### Source material ###
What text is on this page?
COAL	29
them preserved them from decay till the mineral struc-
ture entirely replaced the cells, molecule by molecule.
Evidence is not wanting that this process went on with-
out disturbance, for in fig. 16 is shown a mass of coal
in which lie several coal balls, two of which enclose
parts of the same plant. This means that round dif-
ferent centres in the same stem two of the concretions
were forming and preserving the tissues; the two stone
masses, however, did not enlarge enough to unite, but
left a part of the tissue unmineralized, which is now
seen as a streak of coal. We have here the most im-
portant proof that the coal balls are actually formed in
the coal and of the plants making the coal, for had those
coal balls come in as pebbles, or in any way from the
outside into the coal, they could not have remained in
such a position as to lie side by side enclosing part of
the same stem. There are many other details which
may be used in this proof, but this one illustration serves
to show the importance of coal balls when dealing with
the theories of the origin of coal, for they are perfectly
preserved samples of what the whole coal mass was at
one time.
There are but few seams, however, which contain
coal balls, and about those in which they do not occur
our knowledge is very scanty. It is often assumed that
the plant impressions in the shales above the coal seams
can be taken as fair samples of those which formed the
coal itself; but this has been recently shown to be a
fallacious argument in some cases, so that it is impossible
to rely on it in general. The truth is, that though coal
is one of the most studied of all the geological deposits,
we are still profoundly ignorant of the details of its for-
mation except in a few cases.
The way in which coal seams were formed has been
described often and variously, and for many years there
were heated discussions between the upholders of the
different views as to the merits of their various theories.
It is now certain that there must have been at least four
###
Go through the material and copy each line in which the word "from" occurs.

Result:
them preserved them from decay till the mineral struc-
coal balls come in as pebbles, or in any way from the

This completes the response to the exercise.